TAREA A REALIZAR: Por favor, transcribe sin ningún cambio el fragmento de la nota sobre la magistrada Rocío Gossen que comienza con las palabras "Según explicó, estos" y termina con "menores de edad.".

TEXTO DE LA PÁGINA:
Con más de dos décadas de trayectoria en el Poder Judicial, la magistrada Rocío Gossen, miembro del Tribunal de Apelación de la Niñez y la Adolescencia de Alto Paraná, reivindica una justicia más humana, cercana y sensible a las necesidades de los sectores más vulnerables. En una entrevista concedida a Judiciales Net, la magistrada destacó los avances logrados en el fuero especializado, pero también advirtió sobre las deudas pendientes para garantizar una protección integral a niños, niñas y adolescentes.
Para Gossen, el principal desafío no pasa únicamente por fortalecer los juzgados, sino por consolidar un sistema de protección que permita resolver los conflictos antes de que lleguen a los estrados judiciales.
“Lo ideal sería que un niño o niña que tenga problemas pise como última alternativa los tribunales y que encuentren soluciones a su problemática en el ámbito administrativo”, afirmó la magistrada, al referirse a la necesidad de que las instituciones encargadas de la protección de la niñez funcionen de manera articulada y eficiente.
Sus palabras reflejan una visión ampliamente compartida por especialistas en derechos de la infancia: la judicialización no siempre representa la mejor respuesta para los menores de edad, especialmente cuando existen mecanismos administrativos, sociales y comunitarios capaces de intervenir tempranamente para prevenir situaciones de vulneración de derechos.
Durante la entrevista, Gossen reconoció los progresos alcanzados en Alto Paraná gracias al acompañamiento institucional de la Corte Suprema de Justicia. En ese sentido, resaltó que actualmente prácticamente todos los juzgados de la Niñez y la Adolescencia del departamento cuentan con equipos asesores multidisciplinarios, una herramienta fundamental para el análisis técnico de los casos.
“Tenemos muchas cosas a nivel Poder Judicial que tenemos que reconocer que, con ayuda de la Corte Suprema de Justicia, pudimos avanzar a nivel de los juzgados. Por ejemplo, llegar a tener en Alto Paraná prácticamente todos los juzgados de la niñez y la adolescencia cuentan hoy con un equipo asesor”, señaló.
Según explicó, estos profesionales constituyen un apoyo indispensable para que los magistrados puedan adoptar decisiones más especializadas y ajustadas a la complejidad de cada situación que involucra a menores de edad.

[Datos recopilados]

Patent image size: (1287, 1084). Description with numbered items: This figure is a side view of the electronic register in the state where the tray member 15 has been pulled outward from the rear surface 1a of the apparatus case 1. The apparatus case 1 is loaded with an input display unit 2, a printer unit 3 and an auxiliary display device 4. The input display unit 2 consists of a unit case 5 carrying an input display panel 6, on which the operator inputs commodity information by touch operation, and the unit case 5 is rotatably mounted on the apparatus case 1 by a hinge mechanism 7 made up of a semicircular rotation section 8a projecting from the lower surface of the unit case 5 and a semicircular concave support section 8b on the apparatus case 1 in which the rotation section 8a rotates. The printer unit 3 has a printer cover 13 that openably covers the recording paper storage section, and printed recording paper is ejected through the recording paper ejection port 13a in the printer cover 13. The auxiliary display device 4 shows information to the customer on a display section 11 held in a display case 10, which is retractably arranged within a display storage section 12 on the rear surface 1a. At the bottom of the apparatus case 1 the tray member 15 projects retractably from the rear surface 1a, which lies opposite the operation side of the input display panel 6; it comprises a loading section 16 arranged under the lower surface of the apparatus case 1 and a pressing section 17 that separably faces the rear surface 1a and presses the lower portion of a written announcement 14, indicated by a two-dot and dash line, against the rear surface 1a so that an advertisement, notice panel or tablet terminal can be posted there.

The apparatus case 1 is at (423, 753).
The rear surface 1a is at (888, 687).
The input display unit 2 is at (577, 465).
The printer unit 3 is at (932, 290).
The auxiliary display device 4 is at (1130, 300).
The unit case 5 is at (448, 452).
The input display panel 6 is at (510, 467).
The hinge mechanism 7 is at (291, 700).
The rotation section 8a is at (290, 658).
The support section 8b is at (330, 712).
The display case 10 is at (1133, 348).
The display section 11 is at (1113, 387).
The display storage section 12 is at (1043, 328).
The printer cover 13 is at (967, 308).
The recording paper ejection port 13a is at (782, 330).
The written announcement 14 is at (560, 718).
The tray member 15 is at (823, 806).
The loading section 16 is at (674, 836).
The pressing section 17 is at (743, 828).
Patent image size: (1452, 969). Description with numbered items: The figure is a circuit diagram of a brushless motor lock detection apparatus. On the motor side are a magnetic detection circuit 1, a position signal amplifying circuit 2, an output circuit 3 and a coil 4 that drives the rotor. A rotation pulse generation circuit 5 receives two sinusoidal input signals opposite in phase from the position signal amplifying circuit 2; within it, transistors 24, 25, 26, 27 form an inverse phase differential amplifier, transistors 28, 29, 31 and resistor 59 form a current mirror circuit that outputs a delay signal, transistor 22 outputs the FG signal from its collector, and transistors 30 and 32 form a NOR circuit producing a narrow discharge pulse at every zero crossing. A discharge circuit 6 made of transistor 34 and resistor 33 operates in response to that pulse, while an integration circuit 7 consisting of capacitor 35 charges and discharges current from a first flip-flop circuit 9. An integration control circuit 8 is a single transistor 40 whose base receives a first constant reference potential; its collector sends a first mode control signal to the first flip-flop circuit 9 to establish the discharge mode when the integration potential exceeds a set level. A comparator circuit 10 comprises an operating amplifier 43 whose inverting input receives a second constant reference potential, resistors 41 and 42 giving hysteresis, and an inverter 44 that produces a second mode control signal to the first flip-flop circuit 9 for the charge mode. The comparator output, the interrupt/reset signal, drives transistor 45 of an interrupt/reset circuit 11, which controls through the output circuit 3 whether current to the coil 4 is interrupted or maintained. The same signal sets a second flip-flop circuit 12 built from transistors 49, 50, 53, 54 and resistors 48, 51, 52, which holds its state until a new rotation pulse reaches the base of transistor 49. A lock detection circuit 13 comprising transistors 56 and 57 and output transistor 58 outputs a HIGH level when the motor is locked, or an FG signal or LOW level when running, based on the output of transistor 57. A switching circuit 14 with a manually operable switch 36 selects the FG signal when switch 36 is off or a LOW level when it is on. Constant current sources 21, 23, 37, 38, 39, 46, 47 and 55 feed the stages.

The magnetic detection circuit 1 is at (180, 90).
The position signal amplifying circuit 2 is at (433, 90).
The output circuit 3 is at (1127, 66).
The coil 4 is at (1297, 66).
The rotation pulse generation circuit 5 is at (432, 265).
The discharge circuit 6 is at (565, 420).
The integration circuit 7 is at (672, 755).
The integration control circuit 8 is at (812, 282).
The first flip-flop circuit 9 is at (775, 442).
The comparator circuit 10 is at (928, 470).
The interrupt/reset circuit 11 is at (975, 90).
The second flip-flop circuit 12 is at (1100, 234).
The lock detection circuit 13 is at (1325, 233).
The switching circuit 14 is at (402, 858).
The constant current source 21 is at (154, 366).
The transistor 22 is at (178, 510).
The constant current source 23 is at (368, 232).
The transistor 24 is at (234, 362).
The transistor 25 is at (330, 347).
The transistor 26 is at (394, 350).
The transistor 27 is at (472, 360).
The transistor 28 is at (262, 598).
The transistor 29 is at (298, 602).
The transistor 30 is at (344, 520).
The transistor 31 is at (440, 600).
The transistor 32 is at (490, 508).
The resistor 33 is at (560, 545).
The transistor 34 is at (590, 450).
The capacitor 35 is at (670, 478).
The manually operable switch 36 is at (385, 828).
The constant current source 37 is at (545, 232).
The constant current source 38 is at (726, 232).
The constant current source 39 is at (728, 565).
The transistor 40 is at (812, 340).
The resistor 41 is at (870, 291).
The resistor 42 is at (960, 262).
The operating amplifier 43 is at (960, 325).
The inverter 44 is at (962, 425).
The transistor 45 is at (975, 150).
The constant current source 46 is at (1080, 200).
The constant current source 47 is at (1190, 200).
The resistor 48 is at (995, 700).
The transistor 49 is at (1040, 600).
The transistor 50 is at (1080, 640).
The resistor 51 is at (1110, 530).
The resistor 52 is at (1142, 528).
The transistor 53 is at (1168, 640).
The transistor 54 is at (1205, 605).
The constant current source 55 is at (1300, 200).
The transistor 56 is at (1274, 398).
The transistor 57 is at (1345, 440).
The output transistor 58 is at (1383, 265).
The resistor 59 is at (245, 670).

RESPUESTA ESCRITA:
Según explicó, estos profesionales constituyen un apoyo indispensable para que los magistrados puedan adoptar decisiones más especializadas y ajustadas a la complejidad de cada situación que involucra a menores de edad.